▸ **TASK TO CARRY OUT**: What lines of the data hold the string "this"? Pull each one out.

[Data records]

---

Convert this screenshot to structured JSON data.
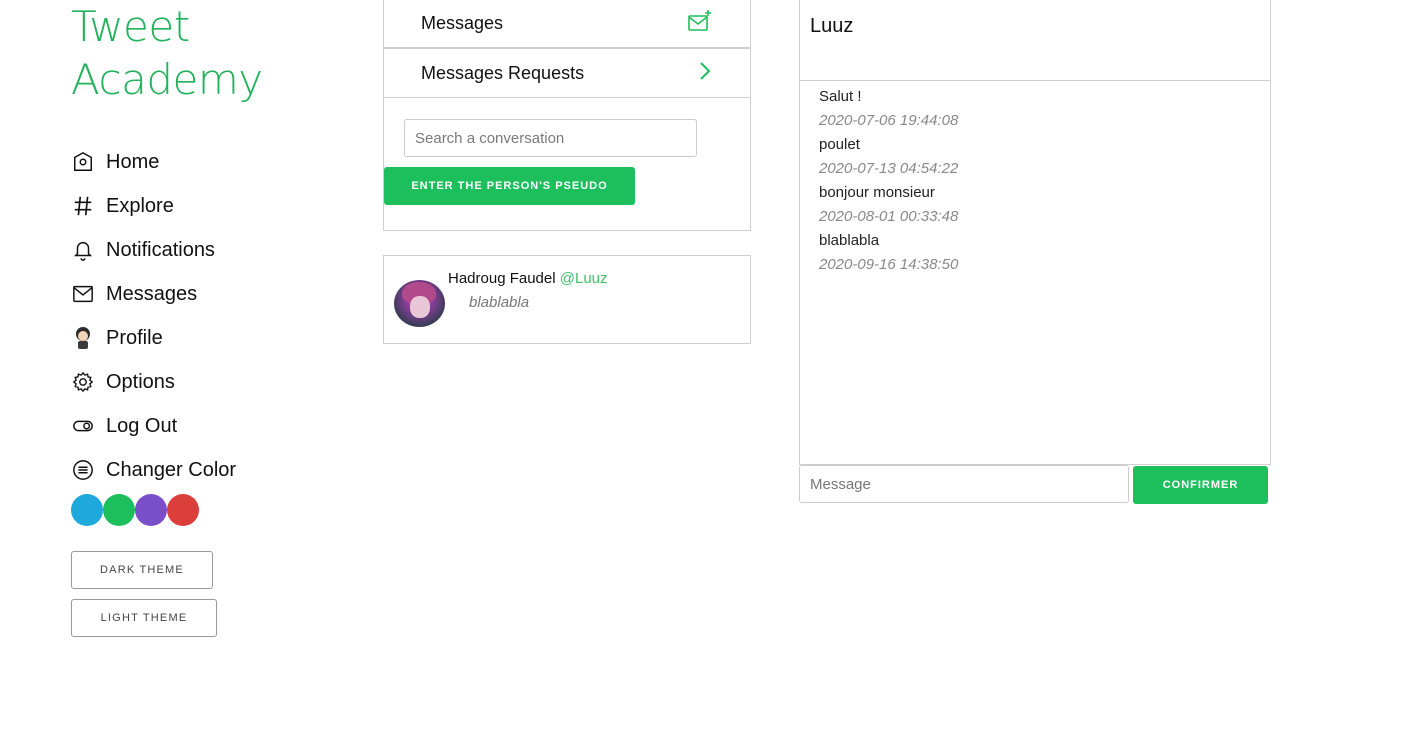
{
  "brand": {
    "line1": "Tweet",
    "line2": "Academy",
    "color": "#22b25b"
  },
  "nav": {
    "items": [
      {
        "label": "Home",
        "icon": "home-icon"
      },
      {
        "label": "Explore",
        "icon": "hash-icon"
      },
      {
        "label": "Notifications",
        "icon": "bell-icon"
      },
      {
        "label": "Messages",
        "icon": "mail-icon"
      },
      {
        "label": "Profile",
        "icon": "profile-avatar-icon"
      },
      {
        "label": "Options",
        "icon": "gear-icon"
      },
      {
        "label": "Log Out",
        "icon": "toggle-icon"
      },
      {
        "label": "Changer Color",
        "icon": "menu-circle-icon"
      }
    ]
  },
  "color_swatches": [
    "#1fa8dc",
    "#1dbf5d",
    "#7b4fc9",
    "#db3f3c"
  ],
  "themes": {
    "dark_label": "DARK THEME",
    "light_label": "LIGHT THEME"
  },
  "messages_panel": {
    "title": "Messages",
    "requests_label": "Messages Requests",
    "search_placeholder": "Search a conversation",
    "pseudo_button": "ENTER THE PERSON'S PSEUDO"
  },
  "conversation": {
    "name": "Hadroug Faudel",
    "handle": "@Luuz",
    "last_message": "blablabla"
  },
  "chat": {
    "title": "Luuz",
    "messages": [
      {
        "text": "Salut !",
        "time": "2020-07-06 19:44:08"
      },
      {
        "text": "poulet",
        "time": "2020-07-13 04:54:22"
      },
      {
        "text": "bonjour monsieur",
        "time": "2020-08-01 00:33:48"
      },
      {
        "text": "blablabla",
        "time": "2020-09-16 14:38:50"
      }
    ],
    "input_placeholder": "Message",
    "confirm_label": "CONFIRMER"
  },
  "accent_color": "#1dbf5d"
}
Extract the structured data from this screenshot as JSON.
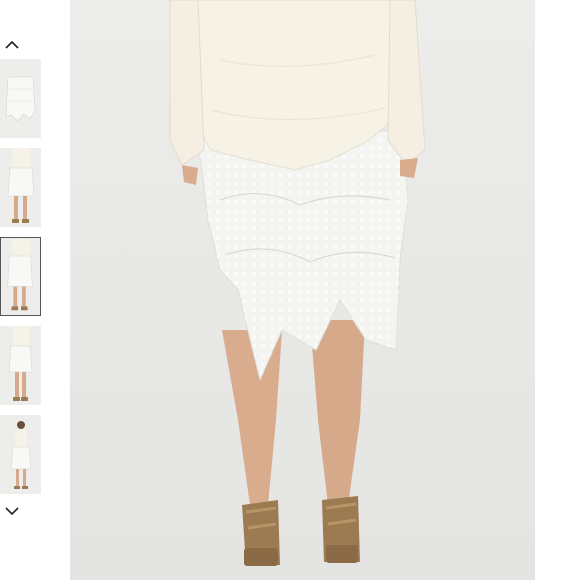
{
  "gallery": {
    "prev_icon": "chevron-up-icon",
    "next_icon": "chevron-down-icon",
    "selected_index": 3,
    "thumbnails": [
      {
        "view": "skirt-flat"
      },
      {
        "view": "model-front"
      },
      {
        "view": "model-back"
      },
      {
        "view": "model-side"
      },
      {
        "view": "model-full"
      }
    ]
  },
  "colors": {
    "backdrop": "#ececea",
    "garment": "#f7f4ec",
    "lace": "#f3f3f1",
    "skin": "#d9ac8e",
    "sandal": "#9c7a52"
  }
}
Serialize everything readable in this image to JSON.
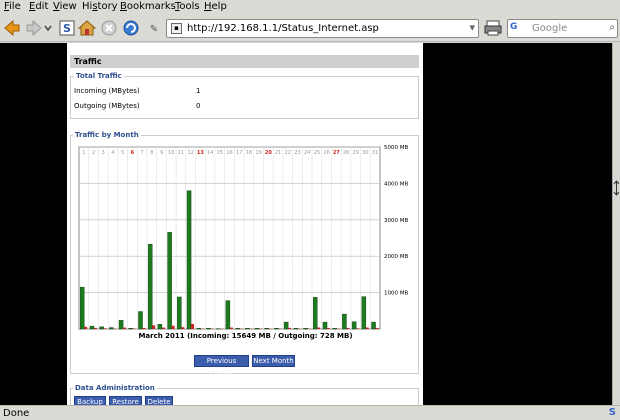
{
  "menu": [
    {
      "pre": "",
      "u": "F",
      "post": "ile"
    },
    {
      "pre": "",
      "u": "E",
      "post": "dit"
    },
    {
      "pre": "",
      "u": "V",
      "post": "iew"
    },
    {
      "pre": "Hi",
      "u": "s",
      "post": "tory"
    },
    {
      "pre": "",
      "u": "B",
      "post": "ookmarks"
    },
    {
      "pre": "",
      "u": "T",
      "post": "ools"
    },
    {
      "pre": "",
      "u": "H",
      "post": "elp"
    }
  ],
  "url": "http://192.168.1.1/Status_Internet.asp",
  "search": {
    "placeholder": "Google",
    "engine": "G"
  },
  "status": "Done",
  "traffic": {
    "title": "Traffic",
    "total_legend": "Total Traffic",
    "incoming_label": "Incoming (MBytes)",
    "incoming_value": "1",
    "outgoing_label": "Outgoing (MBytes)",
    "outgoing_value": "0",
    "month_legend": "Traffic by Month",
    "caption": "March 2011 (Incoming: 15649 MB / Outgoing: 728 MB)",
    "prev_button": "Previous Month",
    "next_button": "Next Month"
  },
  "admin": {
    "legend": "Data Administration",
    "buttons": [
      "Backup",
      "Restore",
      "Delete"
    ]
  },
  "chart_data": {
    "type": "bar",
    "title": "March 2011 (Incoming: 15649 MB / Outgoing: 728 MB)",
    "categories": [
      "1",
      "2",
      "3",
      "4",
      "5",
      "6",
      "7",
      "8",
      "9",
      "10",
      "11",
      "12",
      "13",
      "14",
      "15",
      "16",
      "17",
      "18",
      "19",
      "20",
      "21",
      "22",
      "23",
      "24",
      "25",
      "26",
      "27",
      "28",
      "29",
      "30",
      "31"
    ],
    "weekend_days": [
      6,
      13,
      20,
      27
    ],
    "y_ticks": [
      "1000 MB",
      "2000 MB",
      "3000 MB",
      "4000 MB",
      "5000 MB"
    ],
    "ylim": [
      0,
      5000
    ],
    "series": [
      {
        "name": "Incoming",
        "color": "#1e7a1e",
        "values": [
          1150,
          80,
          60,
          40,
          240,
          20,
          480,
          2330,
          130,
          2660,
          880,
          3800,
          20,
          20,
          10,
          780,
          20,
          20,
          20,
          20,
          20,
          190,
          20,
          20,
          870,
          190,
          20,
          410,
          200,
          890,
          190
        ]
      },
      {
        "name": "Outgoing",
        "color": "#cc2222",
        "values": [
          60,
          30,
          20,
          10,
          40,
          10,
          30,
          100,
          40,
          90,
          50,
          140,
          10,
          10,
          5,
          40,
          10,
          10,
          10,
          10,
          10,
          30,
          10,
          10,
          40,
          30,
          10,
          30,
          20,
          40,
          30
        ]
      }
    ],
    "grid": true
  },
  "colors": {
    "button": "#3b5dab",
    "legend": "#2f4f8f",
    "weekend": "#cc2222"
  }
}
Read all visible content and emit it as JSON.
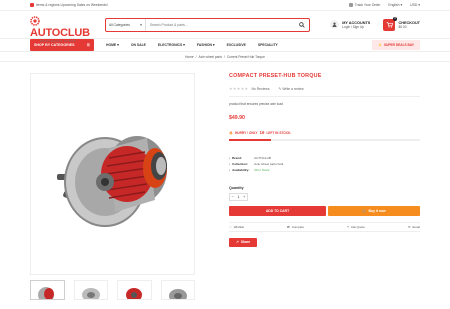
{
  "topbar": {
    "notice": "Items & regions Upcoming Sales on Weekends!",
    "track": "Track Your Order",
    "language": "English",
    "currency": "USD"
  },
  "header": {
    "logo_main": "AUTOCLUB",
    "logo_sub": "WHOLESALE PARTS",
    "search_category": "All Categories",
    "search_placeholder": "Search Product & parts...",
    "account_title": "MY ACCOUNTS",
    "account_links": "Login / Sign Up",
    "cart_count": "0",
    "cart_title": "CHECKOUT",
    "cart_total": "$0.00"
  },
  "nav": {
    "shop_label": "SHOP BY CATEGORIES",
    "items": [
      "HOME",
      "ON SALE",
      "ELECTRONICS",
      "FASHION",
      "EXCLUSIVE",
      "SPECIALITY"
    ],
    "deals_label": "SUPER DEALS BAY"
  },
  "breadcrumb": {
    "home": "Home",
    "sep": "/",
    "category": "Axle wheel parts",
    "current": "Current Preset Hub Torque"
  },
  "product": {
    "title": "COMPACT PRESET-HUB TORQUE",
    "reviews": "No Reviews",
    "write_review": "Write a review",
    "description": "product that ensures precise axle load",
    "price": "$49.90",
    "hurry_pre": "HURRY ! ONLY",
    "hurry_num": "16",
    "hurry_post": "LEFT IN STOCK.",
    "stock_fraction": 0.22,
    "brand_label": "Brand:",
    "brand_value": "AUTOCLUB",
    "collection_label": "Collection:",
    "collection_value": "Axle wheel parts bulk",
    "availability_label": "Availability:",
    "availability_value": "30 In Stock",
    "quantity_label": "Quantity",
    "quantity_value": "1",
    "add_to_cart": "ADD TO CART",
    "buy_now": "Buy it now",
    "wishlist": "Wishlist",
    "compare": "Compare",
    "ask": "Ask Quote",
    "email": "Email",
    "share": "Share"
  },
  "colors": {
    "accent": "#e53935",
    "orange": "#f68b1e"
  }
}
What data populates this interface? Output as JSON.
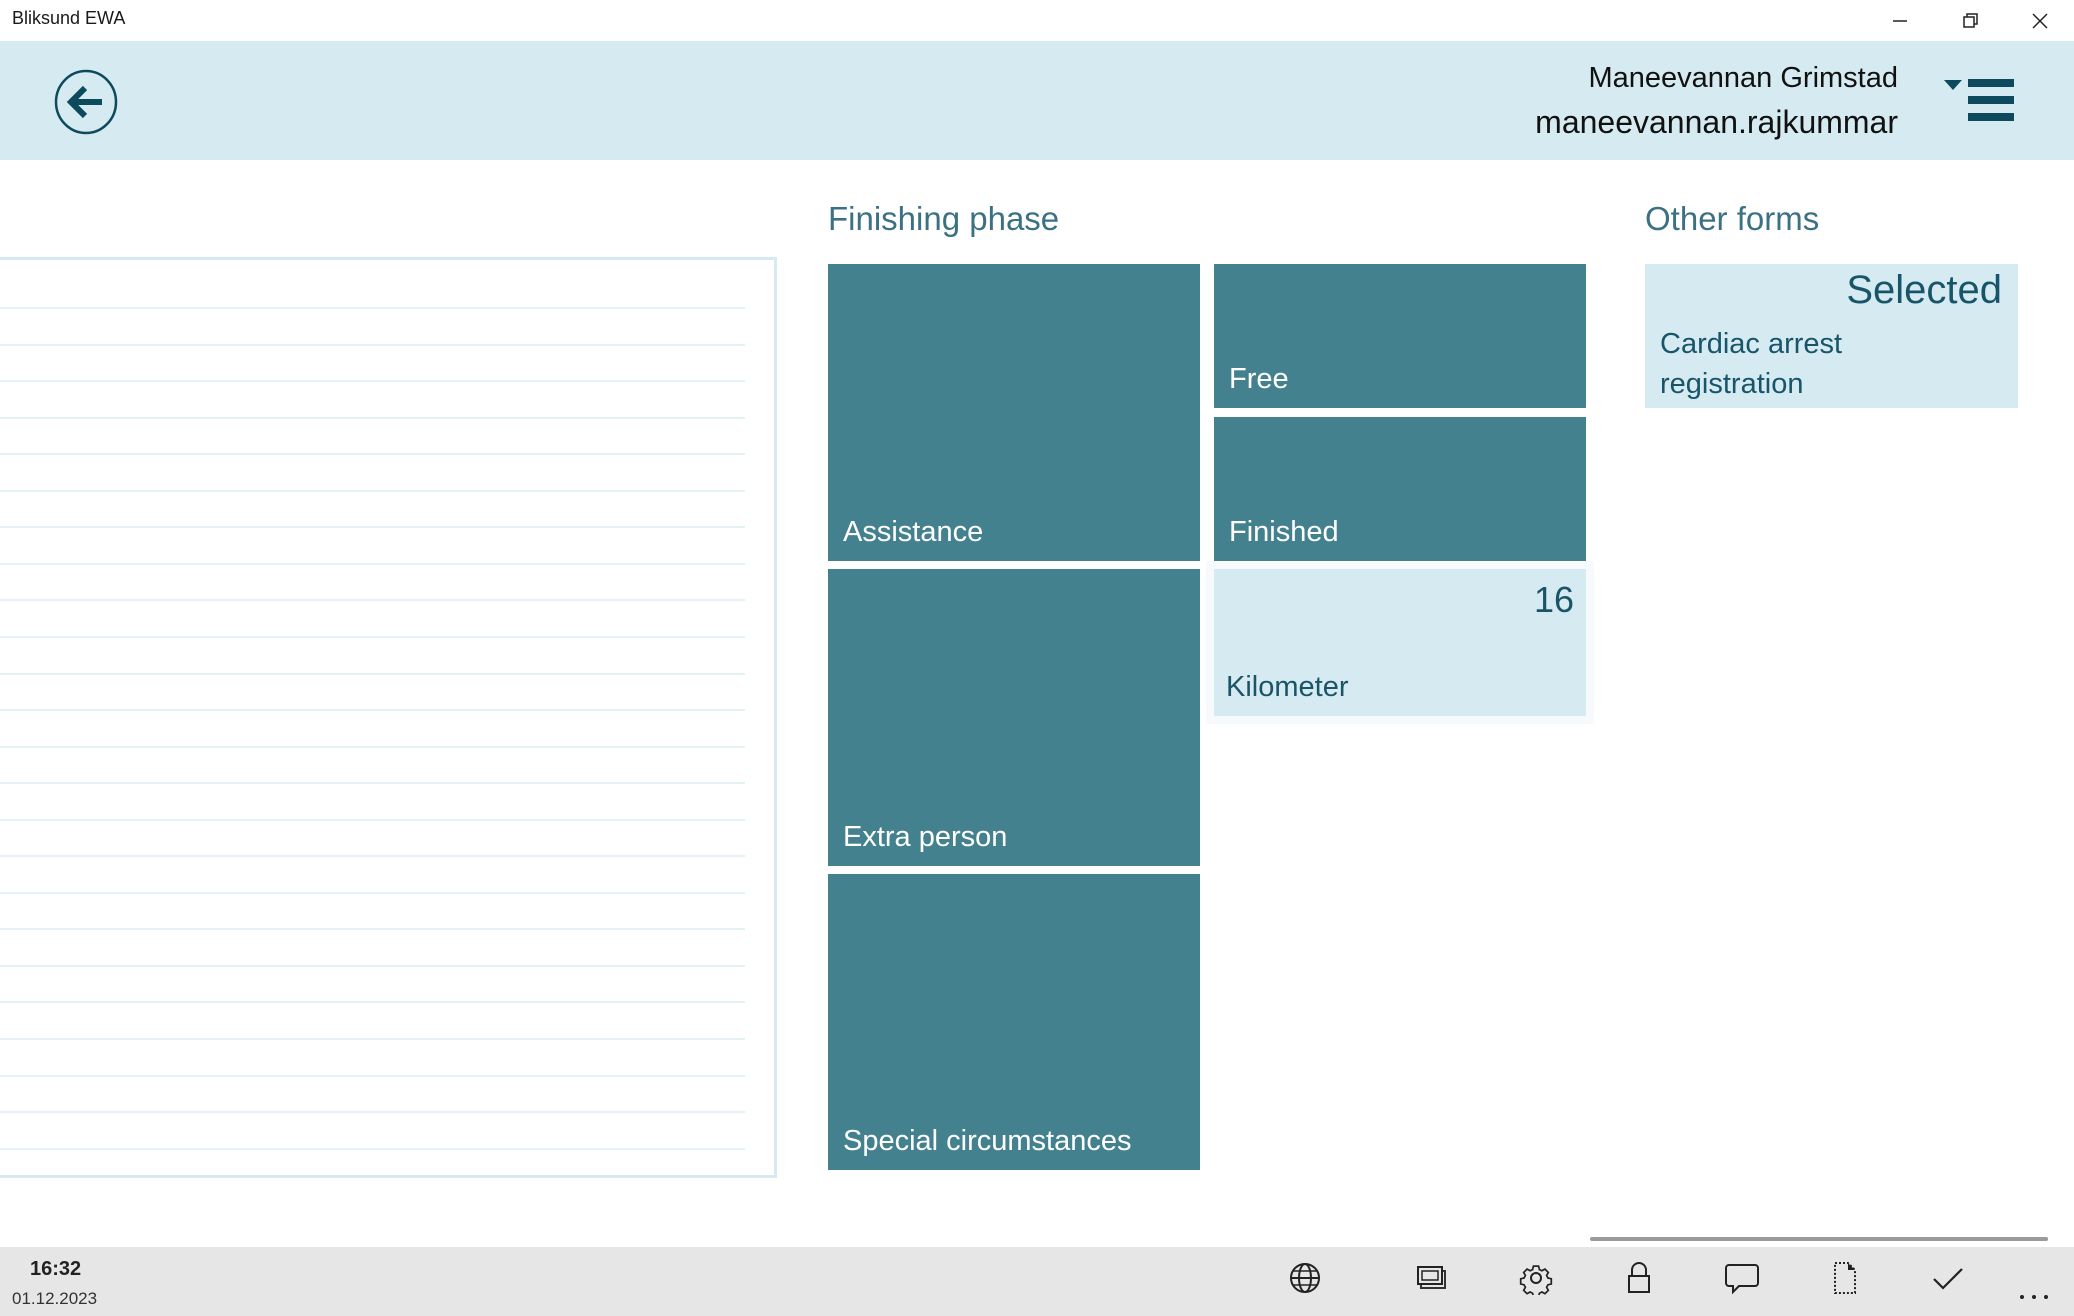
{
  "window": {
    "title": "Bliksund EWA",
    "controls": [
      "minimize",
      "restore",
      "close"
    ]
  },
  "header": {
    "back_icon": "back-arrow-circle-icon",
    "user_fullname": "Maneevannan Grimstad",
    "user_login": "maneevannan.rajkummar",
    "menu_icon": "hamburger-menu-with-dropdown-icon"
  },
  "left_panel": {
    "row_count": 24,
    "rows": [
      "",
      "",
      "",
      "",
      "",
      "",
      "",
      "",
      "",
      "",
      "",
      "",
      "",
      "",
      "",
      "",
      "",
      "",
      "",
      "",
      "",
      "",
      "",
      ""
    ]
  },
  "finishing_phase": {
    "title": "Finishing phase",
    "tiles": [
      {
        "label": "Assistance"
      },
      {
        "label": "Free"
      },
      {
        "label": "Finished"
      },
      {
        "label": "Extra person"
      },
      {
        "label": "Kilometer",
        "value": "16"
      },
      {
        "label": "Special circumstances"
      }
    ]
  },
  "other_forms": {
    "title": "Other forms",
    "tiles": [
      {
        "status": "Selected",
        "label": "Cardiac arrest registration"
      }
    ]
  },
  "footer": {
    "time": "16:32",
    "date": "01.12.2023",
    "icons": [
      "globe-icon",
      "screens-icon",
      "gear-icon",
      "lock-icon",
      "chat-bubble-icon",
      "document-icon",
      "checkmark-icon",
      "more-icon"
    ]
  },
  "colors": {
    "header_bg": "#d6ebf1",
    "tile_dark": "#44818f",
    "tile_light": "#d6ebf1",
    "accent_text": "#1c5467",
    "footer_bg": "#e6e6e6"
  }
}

---

▸ **COMPLETED EXERCISE**:
Convert this screenshot to structured JSON data.
Extract the structured data from this screenshot as JSON.
Serialize everything readable in this image to JSON.
What data populates this interface? Output as JSON.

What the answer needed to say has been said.